AVAILABLE RECORDS:
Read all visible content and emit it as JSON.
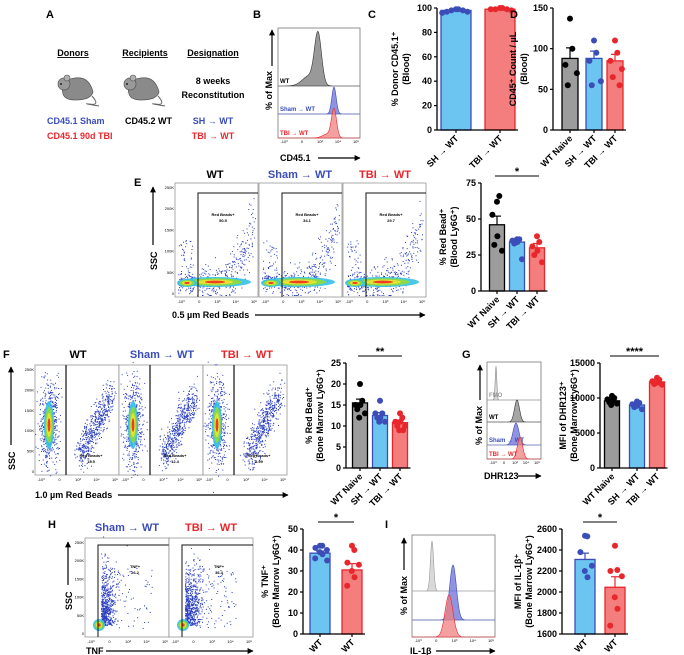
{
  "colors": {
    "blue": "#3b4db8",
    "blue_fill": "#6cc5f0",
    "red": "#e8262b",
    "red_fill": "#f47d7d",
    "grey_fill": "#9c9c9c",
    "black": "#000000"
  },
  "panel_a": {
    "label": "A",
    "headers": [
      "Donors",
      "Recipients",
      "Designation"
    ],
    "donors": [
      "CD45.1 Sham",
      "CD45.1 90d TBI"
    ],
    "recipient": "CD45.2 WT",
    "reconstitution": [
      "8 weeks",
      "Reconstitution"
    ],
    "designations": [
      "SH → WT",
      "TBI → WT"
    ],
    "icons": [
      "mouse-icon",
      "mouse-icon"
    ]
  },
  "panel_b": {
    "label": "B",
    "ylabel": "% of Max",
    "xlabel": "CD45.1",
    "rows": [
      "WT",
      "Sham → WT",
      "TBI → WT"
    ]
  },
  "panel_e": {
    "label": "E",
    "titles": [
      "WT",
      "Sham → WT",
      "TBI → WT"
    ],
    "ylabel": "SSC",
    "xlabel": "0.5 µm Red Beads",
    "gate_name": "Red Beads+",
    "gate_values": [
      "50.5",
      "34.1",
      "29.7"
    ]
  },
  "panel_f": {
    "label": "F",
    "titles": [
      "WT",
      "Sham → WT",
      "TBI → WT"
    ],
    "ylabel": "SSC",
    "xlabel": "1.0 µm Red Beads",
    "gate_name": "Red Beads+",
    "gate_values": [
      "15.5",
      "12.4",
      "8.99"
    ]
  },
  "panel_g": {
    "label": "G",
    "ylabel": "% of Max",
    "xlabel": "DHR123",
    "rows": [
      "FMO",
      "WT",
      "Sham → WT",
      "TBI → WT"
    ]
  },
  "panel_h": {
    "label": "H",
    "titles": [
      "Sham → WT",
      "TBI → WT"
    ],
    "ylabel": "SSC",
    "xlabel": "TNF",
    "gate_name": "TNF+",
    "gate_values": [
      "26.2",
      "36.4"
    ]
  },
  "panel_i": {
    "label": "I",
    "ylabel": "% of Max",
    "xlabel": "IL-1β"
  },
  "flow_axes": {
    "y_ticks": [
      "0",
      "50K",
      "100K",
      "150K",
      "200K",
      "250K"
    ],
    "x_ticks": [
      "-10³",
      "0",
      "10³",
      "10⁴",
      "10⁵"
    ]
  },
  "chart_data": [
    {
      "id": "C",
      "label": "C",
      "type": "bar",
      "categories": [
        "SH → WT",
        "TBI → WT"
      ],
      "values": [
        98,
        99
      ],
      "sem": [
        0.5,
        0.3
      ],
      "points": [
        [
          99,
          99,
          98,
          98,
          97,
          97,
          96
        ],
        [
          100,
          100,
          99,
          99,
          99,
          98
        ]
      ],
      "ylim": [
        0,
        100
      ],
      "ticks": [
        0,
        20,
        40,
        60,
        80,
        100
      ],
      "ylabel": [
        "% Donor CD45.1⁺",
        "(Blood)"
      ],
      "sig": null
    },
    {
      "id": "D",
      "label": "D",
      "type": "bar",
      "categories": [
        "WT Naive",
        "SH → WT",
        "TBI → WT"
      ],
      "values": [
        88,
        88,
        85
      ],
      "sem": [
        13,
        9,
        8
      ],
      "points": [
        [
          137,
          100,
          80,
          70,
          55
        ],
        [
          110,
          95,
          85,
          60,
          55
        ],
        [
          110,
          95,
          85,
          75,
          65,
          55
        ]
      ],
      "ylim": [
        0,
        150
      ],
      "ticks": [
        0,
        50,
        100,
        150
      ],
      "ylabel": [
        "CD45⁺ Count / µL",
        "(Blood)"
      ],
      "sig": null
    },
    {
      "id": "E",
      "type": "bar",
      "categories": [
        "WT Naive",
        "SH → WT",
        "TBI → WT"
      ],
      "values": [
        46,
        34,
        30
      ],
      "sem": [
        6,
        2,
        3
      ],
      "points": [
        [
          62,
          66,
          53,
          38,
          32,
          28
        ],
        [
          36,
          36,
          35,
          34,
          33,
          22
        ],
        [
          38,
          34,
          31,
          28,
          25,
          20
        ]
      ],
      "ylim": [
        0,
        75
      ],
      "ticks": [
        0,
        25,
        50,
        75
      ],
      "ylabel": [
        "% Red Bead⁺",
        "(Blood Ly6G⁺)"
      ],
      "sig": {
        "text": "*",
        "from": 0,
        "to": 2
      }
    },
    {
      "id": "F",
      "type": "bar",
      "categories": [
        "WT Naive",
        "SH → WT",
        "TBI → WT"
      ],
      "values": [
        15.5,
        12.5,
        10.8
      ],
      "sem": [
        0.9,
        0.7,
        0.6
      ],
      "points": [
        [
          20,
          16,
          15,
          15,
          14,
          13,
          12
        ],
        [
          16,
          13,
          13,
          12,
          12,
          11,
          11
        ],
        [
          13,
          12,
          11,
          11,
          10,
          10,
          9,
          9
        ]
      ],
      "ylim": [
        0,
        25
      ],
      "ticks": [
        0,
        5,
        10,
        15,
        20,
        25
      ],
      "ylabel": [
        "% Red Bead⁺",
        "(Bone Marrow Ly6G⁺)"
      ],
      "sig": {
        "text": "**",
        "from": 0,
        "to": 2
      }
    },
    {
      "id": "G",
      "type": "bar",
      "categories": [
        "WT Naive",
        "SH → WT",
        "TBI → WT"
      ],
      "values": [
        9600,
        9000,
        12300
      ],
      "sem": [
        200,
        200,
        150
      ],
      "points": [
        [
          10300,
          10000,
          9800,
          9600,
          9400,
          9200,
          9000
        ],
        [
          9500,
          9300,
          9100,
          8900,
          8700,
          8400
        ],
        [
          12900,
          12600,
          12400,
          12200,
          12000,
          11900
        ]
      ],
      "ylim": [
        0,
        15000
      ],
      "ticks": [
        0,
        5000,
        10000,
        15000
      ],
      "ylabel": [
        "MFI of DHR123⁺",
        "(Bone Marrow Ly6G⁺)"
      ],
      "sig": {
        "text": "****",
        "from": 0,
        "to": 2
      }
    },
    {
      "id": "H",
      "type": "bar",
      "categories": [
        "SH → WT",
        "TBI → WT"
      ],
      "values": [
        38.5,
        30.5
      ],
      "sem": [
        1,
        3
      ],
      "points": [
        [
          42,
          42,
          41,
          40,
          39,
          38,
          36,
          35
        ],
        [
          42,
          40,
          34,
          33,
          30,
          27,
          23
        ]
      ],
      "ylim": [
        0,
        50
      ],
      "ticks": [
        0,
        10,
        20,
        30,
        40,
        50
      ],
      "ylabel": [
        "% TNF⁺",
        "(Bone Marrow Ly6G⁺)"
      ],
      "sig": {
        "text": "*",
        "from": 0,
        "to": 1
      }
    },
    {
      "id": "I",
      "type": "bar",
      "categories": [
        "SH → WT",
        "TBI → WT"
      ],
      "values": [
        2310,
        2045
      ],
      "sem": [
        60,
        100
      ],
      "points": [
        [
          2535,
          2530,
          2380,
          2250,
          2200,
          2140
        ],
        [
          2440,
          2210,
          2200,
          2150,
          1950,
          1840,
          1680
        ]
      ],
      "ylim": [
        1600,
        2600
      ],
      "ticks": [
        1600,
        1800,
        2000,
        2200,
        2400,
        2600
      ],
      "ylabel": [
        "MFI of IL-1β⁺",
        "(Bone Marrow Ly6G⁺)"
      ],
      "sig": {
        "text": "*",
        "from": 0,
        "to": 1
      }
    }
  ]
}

EXERCISE PROMPT: Without the pictures, write out every entry precisely as it appears.

OUTPUT:
Read all visible content and emit it as JSON.
{
  "colors": {
    "blue": "#3b4db8",
    "blue_fill": "#6cc5f0",
    "red": "#e8262b",
    "red_fill": "#f47d7d",
    "grey_fill": "#9c9c9c",
    "black": "#000000"
  },
  "panel_a": {
    "label": "A",
    "headers": [
      "Donors",
      "Recipients",
      "Designation"
    ],
    "donors": [
      "CD45.1 Sham",
      "CD45.1 90d TBI"
    ],
    "recipient": "CD45.2 WT",
    "reconstitution": [
      "8 weeks",
      "Reconstitution"
    ],
    "designations": [
      "SH → WT",
      "TBI → WT"
    ],
    "icons": [
      "mouse-icon",
      "mouse-icon"
    ]
  },
  "panel_b": {
    "label": "B",
    "ylabel": "% of Max",
    "xlabel": "CD45.1",
    "rows": [
      "WT",
      "Sham → WT",
      "TBI → WT"
    ]
  },
  "panel_e": {
    "label": "E",
    "titles": [
      "WT",
      "Sham → WT",
      "TBI → WT"
    ],
    "ylabel": "SSC",
    "xlabel": "0.5 µm Red Beads",
    "gate_name": "Red Beads+",
    "gate_values": [
      "50.5",
      "34.1",
      "29.7"
    ]
  },
  "panel_f": {
    "label": "F",
    "titles": [
      "WT",
      "Sham → WT",
      "TBI → WT"
    ],
    "ylabel": "SSC",
    "xlabel": "1.0 µm Red Beads",
    "gate_name": "Red Beads+",
    "gate_values": [
      "15.5",
      "12.4",
      "8.99"
    ]
  },
  "panel_g": {
    "label": "G",
    "ylabel": "% of Max",
    "xlabel": "DHR123",
    "rows": [
      "FMO",
      "WT",
      "Sham → WT",
      "TBI → WT"
    ]
  },
  "panel_h": {
    "label": "H",
    "titles": [
      "Sham → WT",
      "TBI → WT"
    ],
    "ylabel": "SSC",
    "xlabel": "TNF",
    "gate_name": "TNF+",
    "gate_values": [
      "26.2",
      "36.4"
    ]
  },
  "panel_i": {
    "label": "I",
    "ylabel": "% of Max",
    "xlabel": "IL-1β"
  },
  "flow_axes": {
    "y_ticks": [
      "0",
      "50K",
      "100K",
      "150K",
      "200K",
      "250K"
    ],
    "x_ticks": [
      "-10³",
      "0",
      "10³",
      "10⁴",
      "10⁵"
    ]
  },
  "chart_data": [
    {
      "id": "C",
      "label": "C",
      "type": "bar",
      "categories": [
        "SH → WT",
        "TBI → WT"
      ],
      "values": [
        98,
        99
      ],
      "sem": [
        0.5,
        0.3
      ],
      "points": [
        [
          99,
          99,
          98,
          98,
          97,
          97,
          96
        ],
        [
          100,
          100,
          99,
          99,
          99,
          98
        ]
      ],
      "ylim": [
        0,
        100
      ],
      "ticks": [
        0,
        20,
        40,
        60,
        80,
        100
      ],
      "ylabel": [
        "% Donor CD45.1⁺",
        "(Blood)"
      ],
      "sig": null
    },
    {
      "id": "D",
      "label": "D",
      "type": "bar",
      "categories": [
        "WT Naive",
        "SH → WT",
        "TBI → WT"
      ],
      "values": [
        88,
        88,
        85
      ],
      "sem": [
        13,
        9,
        8
      ],
      "points": [
        [
          137,
          100,
          80,
          70,
          55
        ],
        [
          110,
          95,
          85,
          60,
          55
        ],
        [
          110,
          95,
          85,
          75,
          65,
          55
        ]
      ],
      "ylim": [
        0,
        150
      ],
      "ticks": [
        0,
        50,
        100,
        150
      ],
      "ylabel": [
        "CD45⁺ Count / µL",
        "(Blood)"
      ],
      "sig": null
    },
    {
      "id": "E",
      "type": "bar",
      "categories": [
        "WT Naive",
        "SH → WT",
        "TBI → WT"
      ],
      "values": [
        46,
        34,
        30
      ],
      "sem": [
        6,
        2,
        3
      ],
      "points": [
        [
          62,
          66,
          53,
          38,
          32,
          28
        ],
        [
          36,
          36,
          35,
          34,
          33,
          22
        ],
        [
          38,
          34,
          31,
          28,
          25,
          20
        ]
      ],
      "ylim": [
        0,
        75
      ],
      "ticks": [
        0,
        25,
        50,
        75
      ],
      "ylabel": [
        "% Red Bead⁺",
        "(Blood Ly6G⁺)"
      ],
      "sig": {
        "text": "*",
        "from": 0,
        "to": 2
      }
    },
    {
      "id": "F",
      "type": "bar",
      "categories": [
        "WT Naive",
        "SH → WT",
        "TBI → WT"
      ],
      "values": [
        15.5,
        12.5,
        10.8
      ],
      "sem": [
        0.9,
        0.7,
        0.6
      ],
      "points": [
        [
          20,
          16,
          15,
          15,
          14,
          13,
          12
        ],
        [
          16,
          13,
          13,
          12,
          12,
          11,
          11
        ],
        [
          13,
          12,
          11,
          11,
          10,
          10,
          9,
          9
        ]
      ],
      "ylim": [
        0,
        25
      ],
      "ticks": [
        0,
        5,
        10,
        15,
        20,
        25
      ],
      "ylabel": [
        "% Red Bead⁺",
        "(Bone Marrow Ly6G⁺)"
      ],
      "sig": {
        "text": "**",
        "from": 0,
        "to": 2
      }
    },
    {
      "id": "G",
      "type": "bar",
      "categories": [
        "WT Naive",
        "SH → WT",
        "TBI → WT"
      ],
      "values": [
        9600,
        9000,
        12300
      ],
      "sem": [
        200,
        200,
        150
      ],
      "points": [
        [
          10300,
          10000,
          9800,
          9600,
          9400,
          9200,
          9000
        ],
        [
          9500,
          9300,
          9100,
          8900,
          8700,
          8400
        ],
        [
          12900,
          12600,
          12400,
          12200,
          12000,
          11900
        ]
      ],
      "ylim": [
        0,
        15000
      ],
      "ticks": [
        0,
        5000,
        10000,
        15000
      ],
      "ylabel": [
        "MFI of DHR123⁺",
        "(Bone Marrow Ly6G⁺)"
      ],
      "sig": {
        "text": "****",
        "from": 0,
        "to": 2
      }
    },
    {
      "id": "H",
      "type": "bar",
      "categories": [
        "SH → WT",
        "TBI → WT"
      ],
      "values": [
        38.5,
        30.5
      ],
      "sem": [
        1,
        3
      ],
      "points": [
        [
          42,
          42,
          41,
          40,
          39,
          38,
          36,
          35
        ],
        [
          42,
          40,
          34,
          33,
          30,
          27,
          23
        ]
      ],
      "ylim": [
        0,
        50
      ],
      "ticks": [
        0,
        10,
        20,
        30,
        40,
        50
      ],
      "ylabel": [
        "% TNF⁺",
        "(Bone Marrow Ly6G⁺)"
      ],
      "sig": {
        "text": "*",
        "from": 0,
        "to": 1
      }
    },
    {
      "id": "I",
      "type": "bar",
      "categories": [
        "SH → WT",
        "TBI → WT"
      ],
      "values": [
        2310,
        2045
      ],
      "sem": [
        60,
        100
      ],
      "points": [
        [
          2535,
          2530,
          2380,
          2250,
          2200,
          2140
        ],
        [
          2440,
          2210,
          2200,
          2150,
          1950,
          1840,
          1680
        ]
      ],
      "ylim": [
        1600,
        2600
      ],
      "ticks": [
        1600,
        1800,
        2000,
        2200,
        2400,
        2600
      ],
      "ylabel": [
        "MFI of IL-1β⁺",
        "(Bone Marrow Ly6G⁺)"
      ],
      "sig": {
        "text": "*",
        "from": 0,
        "to": 1
      }
    }
  ]
}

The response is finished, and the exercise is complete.